===== Items =====
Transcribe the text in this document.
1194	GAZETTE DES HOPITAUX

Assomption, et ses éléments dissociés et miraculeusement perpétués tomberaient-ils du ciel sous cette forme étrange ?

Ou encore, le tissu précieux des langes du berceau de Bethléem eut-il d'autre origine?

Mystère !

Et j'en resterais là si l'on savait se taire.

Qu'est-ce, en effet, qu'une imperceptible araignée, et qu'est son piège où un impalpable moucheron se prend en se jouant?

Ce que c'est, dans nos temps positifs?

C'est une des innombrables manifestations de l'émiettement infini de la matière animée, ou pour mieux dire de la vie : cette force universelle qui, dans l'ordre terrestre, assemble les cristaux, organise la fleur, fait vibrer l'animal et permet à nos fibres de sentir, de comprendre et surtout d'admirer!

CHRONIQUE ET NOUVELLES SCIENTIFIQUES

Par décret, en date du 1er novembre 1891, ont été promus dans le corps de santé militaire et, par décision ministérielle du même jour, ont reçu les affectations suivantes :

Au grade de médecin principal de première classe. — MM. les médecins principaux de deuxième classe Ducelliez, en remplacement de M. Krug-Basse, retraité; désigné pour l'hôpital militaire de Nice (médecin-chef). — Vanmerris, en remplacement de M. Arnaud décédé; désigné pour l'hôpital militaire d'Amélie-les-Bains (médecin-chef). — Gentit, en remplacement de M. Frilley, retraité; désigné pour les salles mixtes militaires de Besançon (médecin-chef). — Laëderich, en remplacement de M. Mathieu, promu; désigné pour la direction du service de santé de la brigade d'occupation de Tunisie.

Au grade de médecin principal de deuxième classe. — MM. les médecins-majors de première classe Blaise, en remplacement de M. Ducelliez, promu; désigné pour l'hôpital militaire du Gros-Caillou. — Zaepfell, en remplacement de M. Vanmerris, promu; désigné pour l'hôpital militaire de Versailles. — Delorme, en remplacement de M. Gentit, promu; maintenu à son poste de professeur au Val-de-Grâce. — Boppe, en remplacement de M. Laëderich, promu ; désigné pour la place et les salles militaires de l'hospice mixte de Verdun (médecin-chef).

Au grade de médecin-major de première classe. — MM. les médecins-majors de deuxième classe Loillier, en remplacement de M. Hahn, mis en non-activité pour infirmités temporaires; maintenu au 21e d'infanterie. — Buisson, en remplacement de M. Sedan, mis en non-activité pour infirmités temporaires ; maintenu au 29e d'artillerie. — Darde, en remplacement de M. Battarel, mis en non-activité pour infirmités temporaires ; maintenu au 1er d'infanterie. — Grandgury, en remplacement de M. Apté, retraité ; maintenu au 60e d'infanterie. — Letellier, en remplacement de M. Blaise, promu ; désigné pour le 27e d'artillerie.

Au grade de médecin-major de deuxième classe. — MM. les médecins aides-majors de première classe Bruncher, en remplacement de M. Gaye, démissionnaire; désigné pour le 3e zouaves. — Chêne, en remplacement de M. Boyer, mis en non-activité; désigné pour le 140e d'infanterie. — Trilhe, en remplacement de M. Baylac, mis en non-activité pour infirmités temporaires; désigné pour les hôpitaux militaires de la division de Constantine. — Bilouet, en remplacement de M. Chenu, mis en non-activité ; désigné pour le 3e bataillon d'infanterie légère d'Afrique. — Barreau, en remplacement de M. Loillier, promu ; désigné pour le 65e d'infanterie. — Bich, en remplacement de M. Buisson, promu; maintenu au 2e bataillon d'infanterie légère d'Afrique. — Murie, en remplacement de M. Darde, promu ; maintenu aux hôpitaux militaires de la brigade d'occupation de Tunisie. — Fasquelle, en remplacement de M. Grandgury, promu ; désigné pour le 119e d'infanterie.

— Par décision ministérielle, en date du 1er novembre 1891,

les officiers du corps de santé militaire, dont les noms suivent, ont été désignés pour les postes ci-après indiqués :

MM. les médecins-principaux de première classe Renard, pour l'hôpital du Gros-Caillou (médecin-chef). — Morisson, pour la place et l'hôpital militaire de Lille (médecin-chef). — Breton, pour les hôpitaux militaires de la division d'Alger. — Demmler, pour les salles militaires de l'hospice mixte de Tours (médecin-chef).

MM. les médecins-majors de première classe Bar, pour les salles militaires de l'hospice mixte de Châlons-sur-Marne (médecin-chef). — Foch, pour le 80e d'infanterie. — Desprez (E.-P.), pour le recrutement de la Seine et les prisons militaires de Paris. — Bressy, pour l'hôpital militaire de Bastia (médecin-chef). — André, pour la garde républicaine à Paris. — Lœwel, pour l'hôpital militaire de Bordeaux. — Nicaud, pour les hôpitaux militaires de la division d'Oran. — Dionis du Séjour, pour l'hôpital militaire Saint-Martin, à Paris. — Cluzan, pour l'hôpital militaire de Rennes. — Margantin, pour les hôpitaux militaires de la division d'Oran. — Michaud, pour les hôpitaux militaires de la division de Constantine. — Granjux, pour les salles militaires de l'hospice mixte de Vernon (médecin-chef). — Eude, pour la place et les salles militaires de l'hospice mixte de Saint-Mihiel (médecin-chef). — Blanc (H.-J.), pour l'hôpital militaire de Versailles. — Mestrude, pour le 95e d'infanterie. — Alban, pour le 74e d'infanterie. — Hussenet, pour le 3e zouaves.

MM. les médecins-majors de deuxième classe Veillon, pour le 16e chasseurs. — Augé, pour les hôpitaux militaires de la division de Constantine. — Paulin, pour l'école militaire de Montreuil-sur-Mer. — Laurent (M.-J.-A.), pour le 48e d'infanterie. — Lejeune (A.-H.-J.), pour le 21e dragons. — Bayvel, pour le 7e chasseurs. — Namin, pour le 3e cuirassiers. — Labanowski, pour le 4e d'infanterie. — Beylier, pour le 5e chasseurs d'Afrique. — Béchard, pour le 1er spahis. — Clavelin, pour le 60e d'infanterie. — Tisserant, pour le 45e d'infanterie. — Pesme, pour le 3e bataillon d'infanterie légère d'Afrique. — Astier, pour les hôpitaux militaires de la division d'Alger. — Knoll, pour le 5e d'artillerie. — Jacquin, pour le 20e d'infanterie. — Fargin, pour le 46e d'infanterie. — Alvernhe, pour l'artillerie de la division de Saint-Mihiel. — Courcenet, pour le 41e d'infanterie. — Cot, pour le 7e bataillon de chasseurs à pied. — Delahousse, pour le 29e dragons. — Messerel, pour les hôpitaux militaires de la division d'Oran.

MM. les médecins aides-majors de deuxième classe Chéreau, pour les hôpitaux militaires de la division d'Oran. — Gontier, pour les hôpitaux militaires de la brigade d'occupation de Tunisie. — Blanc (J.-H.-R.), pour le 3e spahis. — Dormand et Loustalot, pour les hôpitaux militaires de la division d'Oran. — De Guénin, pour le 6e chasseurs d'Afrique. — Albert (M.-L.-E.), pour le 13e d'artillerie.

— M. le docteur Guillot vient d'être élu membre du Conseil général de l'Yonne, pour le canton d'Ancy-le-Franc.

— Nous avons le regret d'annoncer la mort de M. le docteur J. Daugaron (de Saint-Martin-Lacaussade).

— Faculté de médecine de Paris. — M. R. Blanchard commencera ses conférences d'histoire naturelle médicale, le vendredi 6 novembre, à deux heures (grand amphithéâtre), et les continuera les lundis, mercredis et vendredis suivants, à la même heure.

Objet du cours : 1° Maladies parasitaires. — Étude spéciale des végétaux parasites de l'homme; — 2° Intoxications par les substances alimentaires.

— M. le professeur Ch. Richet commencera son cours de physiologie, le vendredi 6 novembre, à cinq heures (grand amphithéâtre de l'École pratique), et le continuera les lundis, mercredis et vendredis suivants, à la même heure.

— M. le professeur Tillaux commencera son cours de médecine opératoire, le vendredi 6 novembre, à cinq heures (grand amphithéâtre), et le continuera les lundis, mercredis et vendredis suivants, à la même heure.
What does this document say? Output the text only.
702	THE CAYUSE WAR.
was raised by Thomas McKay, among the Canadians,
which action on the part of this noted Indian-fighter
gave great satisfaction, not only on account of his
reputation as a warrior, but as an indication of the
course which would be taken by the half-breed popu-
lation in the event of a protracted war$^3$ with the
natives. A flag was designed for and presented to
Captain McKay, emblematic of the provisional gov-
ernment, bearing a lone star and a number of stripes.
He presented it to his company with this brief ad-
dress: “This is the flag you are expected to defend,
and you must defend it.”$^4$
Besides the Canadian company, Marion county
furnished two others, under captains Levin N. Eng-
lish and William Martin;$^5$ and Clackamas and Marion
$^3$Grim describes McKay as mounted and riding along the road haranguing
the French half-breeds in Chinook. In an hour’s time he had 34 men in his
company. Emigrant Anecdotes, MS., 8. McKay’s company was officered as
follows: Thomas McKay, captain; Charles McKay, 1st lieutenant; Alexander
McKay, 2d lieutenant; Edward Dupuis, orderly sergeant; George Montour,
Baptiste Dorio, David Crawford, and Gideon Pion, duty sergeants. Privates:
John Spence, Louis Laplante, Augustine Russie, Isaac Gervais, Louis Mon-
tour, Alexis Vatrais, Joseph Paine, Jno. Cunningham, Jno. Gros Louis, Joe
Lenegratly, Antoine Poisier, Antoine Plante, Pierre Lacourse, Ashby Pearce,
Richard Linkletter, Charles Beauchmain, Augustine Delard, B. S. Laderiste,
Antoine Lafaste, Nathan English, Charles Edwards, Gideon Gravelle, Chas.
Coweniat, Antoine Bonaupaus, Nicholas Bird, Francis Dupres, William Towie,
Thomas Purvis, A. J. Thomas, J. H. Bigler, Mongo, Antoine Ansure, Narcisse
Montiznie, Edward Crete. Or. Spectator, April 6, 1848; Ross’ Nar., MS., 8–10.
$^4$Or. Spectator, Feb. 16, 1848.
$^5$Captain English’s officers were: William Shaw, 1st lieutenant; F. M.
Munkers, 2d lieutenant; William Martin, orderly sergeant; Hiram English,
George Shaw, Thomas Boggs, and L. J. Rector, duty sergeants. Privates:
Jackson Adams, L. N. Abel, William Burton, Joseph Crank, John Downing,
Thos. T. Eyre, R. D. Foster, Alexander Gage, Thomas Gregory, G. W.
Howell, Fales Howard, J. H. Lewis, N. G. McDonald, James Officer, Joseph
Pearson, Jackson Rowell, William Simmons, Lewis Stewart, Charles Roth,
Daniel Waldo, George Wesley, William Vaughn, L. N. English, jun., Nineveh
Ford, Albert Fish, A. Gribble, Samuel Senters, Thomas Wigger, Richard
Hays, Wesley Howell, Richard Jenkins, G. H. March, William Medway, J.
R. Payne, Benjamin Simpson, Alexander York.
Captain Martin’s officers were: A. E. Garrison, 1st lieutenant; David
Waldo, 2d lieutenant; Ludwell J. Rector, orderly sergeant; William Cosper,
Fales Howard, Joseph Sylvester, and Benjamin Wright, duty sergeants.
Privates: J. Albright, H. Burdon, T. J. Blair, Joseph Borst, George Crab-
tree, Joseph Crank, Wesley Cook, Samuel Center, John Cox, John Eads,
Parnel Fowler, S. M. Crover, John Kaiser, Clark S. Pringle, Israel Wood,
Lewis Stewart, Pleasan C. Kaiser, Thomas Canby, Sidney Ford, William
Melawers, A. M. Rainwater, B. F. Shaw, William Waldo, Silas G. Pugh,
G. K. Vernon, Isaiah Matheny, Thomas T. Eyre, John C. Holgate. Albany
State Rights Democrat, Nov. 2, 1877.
=====
> [Exercise brief] Search the lines for "Marion". Copy each line that has it.

> [Finished task]
Besides the Canadian company, Marion county
lish and William Martin;$^5$ and Clackamas and Marion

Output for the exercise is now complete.